Excerpt from a dataset:
┄┄┄┄┄┄

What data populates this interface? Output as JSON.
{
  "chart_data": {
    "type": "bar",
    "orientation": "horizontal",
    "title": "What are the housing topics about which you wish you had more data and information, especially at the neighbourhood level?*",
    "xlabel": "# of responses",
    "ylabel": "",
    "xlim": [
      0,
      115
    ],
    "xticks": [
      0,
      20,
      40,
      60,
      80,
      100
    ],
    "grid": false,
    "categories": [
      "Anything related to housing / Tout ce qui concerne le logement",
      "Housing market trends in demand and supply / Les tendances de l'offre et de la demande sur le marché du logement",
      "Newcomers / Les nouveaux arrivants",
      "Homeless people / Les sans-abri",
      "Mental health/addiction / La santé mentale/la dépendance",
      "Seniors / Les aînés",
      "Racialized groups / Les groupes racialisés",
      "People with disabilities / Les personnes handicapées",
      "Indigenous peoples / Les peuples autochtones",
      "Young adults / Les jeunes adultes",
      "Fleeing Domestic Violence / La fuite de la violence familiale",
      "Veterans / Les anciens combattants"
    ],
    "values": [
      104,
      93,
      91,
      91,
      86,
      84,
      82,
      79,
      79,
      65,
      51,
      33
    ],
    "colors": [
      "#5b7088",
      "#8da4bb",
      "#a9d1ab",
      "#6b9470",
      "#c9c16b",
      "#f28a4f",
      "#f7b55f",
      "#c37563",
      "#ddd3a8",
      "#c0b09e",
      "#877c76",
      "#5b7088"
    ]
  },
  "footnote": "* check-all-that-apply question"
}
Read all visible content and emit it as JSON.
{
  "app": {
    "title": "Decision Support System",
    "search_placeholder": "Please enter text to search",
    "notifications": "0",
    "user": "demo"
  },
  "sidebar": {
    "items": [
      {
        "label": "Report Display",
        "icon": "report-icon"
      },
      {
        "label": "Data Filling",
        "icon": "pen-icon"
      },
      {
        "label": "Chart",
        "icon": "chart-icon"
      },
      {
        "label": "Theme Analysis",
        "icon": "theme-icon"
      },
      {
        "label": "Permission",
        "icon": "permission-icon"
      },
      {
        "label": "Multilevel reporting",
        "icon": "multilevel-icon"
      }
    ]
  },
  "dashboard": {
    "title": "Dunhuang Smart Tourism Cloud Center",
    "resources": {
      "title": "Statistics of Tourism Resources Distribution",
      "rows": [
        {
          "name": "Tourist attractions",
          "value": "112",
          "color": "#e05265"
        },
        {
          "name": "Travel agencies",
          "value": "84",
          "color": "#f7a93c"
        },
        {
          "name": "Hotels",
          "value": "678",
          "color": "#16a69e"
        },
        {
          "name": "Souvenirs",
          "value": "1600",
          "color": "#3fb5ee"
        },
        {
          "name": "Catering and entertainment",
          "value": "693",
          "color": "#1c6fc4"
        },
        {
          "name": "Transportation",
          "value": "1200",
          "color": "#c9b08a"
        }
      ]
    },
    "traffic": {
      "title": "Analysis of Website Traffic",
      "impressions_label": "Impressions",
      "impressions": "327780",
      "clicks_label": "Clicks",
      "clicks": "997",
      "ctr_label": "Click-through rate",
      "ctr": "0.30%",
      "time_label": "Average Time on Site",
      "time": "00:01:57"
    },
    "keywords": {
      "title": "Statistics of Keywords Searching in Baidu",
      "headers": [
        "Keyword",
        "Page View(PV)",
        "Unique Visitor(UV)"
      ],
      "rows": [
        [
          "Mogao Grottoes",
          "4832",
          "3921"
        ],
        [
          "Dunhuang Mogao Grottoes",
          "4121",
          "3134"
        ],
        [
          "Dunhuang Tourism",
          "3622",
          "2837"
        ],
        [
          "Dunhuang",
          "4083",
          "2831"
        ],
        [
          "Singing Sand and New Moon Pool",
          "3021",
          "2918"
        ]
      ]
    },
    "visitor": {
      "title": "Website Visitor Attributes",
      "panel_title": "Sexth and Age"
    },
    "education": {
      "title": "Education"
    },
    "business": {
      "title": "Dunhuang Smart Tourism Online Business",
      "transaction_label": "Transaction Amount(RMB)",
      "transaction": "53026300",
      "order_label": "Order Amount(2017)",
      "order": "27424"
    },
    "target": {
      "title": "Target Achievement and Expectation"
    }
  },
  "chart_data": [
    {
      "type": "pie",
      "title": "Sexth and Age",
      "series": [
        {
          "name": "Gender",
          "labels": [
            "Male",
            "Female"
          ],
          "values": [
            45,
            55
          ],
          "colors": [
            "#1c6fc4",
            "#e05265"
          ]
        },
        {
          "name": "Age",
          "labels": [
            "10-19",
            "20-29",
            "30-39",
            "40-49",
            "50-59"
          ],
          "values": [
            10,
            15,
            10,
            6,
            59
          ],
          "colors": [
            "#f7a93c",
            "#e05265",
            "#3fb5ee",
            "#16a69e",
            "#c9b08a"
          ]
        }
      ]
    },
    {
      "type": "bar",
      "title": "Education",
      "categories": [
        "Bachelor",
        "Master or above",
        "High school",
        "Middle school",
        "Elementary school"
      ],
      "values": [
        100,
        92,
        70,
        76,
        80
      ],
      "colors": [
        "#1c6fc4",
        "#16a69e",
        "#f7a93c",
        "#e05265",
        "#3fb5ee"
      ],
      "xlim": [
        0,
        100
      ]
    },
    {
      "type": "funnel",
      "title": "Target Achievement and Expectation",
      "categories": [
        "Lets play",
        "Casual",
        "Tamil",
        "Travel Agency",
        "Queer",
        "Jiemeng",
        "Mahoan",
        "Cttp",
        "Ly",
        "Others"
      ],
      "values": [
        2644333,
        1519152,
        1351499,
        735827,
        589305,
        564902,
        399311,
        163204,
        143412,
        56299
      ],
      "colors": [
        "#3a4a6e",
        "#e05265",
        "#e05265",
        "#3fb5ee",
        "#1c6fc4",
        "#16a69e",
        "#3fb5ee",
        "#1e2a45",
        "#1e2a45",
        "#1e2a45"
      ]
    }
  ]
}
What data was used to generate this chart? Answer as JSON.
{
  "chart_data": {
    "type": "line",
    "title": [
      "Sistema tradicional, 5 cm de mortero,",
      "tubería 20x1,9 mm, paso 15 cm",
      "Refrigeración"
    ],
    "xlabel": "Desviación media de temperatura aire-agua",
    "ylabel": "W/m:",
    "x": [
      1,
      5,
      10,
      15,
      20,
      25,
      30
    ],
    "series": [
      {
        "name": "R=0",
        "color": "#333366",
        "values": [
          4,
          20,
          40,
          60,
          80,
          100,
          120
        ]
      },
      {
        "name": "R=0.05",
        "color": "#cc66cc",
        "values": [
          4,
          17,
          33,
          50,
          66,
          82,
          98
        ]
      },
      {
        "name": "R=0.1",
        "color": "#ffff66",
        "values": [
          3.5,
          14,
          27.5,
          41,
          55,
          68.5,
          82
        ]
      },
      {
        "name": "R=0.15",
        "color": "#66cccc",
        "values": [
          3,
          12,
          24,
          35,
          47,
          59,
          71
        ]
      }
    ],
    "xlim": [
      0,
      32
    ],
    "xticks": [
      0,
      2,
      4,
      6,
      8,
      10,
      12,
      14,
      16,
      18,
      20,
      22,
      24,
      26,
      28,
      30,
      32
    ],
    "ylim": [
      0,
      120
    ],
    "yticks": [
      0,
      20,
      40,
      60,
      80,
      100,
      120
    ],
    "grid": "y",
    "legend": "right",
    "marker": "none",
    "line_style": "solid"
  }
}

┄┄┄┄┄┄

Stated problem: Repeat the listing above without any change.

Exercise solution:
What data populates this interface? Output as JSON.
{
  "chart_data": {
    "type": "bar",
    "orientation": "horizontal",
    "title": "What are the housing topics about which you wish you had more data and information, especially at the neighbourhood level?*",
    "xlabel": "# of responses",
    "ylabel": "",
    "xlim": [
      0,
      115
    ],
    "xticks": [
      0,
      20,
      40,
      60,
      80,
      100
    ],
    "grid": false,
    "categories": [
      "Anything related to housing / Tout ce qui concerne le logement",
      "Housing market trends in demand and supply / Les tendances de l'offre et de la demande sur le marché du logement",
      "Newcomers / Les nouveaux arrivants",
      "Homeless people / Les sans-abri",
      "Mental health/addiction / La santé mentale/la dépendance",
      "Seniors / Les aînés",
      "Racialized groups / Les groupes racialisés",
      "People with disabilities / Les personnes handicapées",
      "Indigenous peoples / Les peuples autochtones",
      "Young adults / Les jeunes adultes",
      "Fleeing Domestic Violence / La fuite de la violence familiale",
      "Veterans / Les anciens combattants"
    ],
    "values": [
      104,
      93,
      91,
      91,
      86,
      84,
      82,
      79,
      79,
      65,
      51,
      33
    ],
    "colors": [
      "#5b7088",
      "#8da4bb",
      "#a9d1ab",
      "#6b9470",
      "#c9c16b",
      "#f28a4f",
      "#f7b55f",
      "#c37563",
      "#ddd3a8",
      "#c0b09e",
      "#877c76",
      "#5b7088"
    ]
  },
  "footnote": "* check-all-that-apply question"
}
Read all visible content and emit it as JSON.
{
  "app": {
    "title": "Decision Support System",
    "search_placeholder": "Please enter text to search",
    "notifications": "0",
    "user": "demo"
  },
  "sidebar": {
    "items": [
      {
        "label": "Report Display",
        "icon": "report-icon"
      },
      {
        "label": "Data Filling",
        "icon": "pen-icon"
      },
      {
        "label": "Chart",
        "icon": "chart-icon"
      },
      {
        "label": "Theme Analysis",
        "icon": "theme-icon"
      },
      {
        "label": "Permission",
        "icon": "permission-icon"
      },
      {
        "label": "Multilevel reporting",
        "icon": "multilevel-icon"
      }
    ]
  },
  "dashboard": {
    "title": "Dunhuang Smart Tourism Cloud Center",
    "resources": {
      "title": "Statistics of Tourism Resources Distribution",
      "rows": [
        {
          "name": "Tourist attractions",
          "value": "112",
          "color": "#e05265"
        },
        {
          "name": "Travel agencies",
          "value": "84",
          "color": "#f7a93c"
        },
        {
          "name": "Hotels",
          "value": "678",
          "color": "#16a69e"
        },
        {
          "name": "Souvenirs",
          "value": "1600",
          "color": "#3fb5ee"
        },
        {
          "name": "Catering and entertainment",
          "value": "693",
          "color": "#1c6fc4"
        },
        {
          "name": "Transportation",
          "value": "1200",
          "color": "#c9b08a"
        }
      ]
    },
    "traffic": {
      "title": "Analysis of Website Traffic",
      "impressions_label": "Impressions",
      "impressions": "327780",
      "clicks_label": "Clicks",
      "clicks": "997",
      "ctr_label": "Click-through rate",
      "ctr": "0.30%",
      "time_label": "Average Time on Site",
      "time": "00:01:57"
    },
    "keywords": {
      "title": "Statistics of Keywords Searching in Baidu",
      "headers": [
        "Keyword",
        "Page View(PV)",
        "Unique Visitor(UV)"
      ],
      "rows": [
        [
          "Mogao Grottoes",
          "4832",
          "3921"
        ],
        [
          "Dunhuang Mogao Grottoes",
          "4121",
          "3134"
        ],
        [
          "Dunhuang Tourism",
          "3622",
          "2837"
        ],
        [
          "Dunhuang",
          "4083",
          "2831"
        ],
        [
          "Singing Sand and New Moon Pool",
          "3021",
          "2918"
        ]
      ]
    },
    "visitor": {
      "title": "Website Visitor Attributes",
      "panel_title": "Sexth and Age"
    },
    "education": {
      "title": "Education"
    },
    "business": {
      "title": "Dunhuang Smart Tourism Online Business",
      "transaction_label": "Transaction Amount(RMB)",
      "transaction": "53026300",
      "order_label": "Order Amount(2017)",
      "order": "27424"
    },
    "target": {
      "title": "Target Achievement and Expectation"
    }
  },
  "chart_data": [
    {
      "type": "pie",
      "title": "Sexth and Age",
      "series": [
        {
          "name": "Gender",
          "labels": [
            "Male",
            "Female"
          ],
          "values": [
            45,
            55
          ],
          "colors": [
            "#1c6fc4",
            "#e05265"
          ]
        },
        {
          "name": "Age",
          "labels": [
            "10-19",
            "20-29",
            "30-39",
            "40-49",
            "50-59"
          ],
          "values": [
            10,
            15,
            10,
            6,
            59
          ],
          "colors": [
            "#f7a93c",
            "#e05265",
            "#3fb5ee",
            "#16a69e",
            "#c9b08a"
          ]
        }
      ]
    },
    {
      "type": "bar",
      "title": "Education",
      "categories": [
        "Bachelor",
        "Master or above",
        "High school",
        "Middle school",
        "Elementary school"
      ],
      "values": [
        100,
        92,
        70,
        76,
        80
      ],
      "colors": [
        "#1c6fc4",
        "#16a69e",
        "#f7a93c",
        "#e05265",
        "#3fb5ee"
      ],
      "xlim": [
        0,
        100
      ]
    },
    {
      "type": "funnel",
      "title": "Target Achievement and Expectation",
      "categories": [
        "Lets play",
        "Casual",
        "Tamil",
        "Travel Agency",
        "Queer",
        "Jiemeng",
        "Mahoan",
        "Cttp",
        "Ly",
        "Others"
      ],
      "values": [
        2644333,
        1519152,
        1351499,
        735827,
        589305,
        564902,
        399311,
        163204,
        143412,
        56299
      ],
      "colors": [
        "#3a4a6e",
        "#e05265",
        "#e05265",
        "#3fb5ee",
        "#1c6fc4",
        "#16a69e",
        "#3fb5ee",
        "#1e2a45",
        "#1e2a45",
        "#1e2a45"
      ]
    }
  ]
}
What data was used to generate this chart? Answer as JSON.
{
  "chart_data": {
    "type": "line",
    "title": [
      "Sistema tradicional, 5 cm de mortero,",
      "tubería 20x1,9 mm, paso 15 cm",
      "Refrigeración"
    ],
    "xlabel": "Desviación media de temperatura aire-agua",
    "ylabel": "W/m:",
    "x": [
      1,
      5,
      10,
      15,
      20,
      25,
      30
    ],
    "series": [
      {
        "name": "R=0",
        "color": "#333366",
        "values": [
          4,
          20,
          40,
          60,
          80,
          100,
          120
        ]
      },
      {
        "name": "R=0.05",
        "color": "#cc66cc",
        "values": [
          4,
          17,
          33,
          50,
          66,
          82,
          98
        ]
      },
      {
        "name": "R=0.1",
        "color": "#ffff66",
        "values": [
          3.5,
          14,
          27.5,
          41,
          55,
          68.5,
          82
        ]
      },
      {
        "name": "R=0.15",
        "color": "#66cccc",
        "values": [
          3,
          12,
          24,
          35,
          47,
          59,
          71
        ]
      }
    ],
    "xlim": [
      0,
      32
    ],
    "xticks": [
      0,
      2,
      4,
      6,
      8,
      10,
      12,
      14,
      16,
      18,
      20,
      22,
      24,
      26,
      28,
      30,
      32
    ],
    "ylim": [
      0,
      120
    ],
    "yticks": [
      0,
      20,
      40,
      60,
      80,
      100,
      120
    ],
    "grid": "y",
    "legend": "right",
    "marker": "none",
    "line_style": "solid"
  }
}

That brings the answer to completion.